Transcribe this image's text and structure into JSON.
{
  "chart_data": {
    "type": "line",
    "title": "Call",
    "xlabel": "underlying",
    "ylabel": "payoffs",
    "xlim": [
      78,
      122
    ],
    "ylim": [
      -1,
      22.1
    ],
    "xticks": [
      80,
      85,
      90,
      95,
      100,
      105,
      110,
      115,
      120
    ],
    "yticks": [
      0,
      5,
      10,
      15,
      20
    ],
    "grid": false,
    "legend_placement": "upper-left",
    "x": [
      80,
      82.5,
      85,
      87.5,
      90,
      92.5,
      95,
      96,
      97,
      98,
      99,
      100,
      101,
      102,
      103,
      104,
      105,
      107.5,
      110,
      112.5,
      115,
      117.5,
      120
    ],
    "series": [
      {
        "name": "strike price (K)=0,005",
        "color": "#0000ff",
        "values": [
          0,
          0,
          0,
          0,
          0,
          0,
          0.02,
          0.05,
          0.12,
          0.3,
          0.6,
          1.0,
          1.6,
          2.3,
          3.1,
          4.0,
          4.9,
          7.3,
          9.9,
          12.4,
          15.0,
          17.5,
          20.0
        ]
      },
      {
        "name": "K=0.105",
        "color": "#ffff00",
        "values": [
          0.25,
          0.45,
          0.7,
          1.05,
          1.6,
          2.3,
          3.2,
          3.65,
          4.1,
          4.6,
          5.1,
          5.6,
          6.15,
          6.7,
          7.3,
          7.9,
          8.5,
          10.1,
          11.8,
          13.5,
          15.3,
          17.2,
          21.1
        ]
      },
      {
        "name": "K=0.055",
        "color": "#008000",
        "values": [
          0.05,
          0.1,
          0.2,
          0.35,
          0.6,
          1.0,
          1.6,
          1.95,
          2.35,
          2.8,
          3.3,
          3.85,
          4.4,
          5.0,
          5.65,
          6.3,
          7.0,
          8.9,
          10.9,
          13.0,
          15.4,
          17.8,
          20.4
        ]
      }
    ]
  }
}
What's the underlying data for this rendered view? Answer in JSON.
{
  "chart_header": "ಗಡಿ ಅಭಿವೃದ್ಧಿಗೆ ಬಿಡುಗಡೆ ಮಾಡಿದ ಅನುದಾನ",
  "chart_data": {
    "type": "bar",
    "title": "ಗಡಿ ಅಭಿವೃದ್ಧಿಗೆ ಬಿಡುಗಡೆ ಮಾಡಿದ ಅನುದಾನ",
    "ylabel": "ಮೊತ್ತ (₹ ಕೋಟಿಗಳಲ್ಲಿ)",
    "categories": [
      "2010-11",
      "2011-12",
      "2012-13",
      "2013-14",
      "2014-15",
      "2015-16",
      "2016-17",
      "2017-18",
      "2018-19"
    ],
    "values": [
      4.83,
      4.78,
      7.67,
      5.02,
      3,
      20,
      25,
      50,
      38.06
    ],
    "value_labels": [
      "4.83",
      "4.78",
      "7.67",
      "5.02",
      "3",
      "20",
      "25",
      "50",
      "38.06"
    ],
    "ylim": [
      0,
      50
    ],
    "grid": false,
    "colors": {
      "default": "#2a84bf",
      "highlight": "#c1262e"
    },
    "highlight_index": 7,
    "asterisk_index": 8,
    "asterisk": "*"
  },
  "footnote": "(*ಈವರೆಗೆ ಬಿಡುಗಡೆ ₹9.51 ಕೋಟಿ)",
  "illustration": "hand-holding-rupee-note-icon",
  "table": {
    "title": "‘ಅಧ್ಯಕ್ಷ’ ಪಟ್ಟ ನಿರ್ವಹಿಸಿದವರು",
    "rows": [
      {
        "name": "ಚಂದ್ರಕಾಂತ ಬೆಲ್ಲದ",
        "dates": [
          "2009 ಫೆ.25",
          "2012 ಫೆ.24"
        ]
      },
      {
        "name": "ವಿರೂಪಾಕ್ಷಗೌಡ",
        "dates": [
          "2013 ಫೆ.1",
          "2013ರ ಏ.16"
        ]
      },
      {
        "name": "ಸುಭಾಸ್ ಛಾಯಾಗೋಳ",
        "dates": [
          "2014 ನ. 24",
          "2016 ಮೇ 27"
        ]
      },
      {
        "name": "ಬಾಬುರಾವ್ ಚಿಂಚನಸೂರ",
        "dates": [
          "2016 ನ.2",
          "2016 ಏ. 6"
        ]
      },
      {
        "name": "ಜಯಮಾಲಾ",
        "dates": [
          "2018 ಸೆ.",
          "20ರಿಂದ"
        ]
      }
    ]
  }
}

- _Goal of the exercise_
How many lines in the entries contain the string "title"? Answer with the number only.

- _Reply to the exercise_
3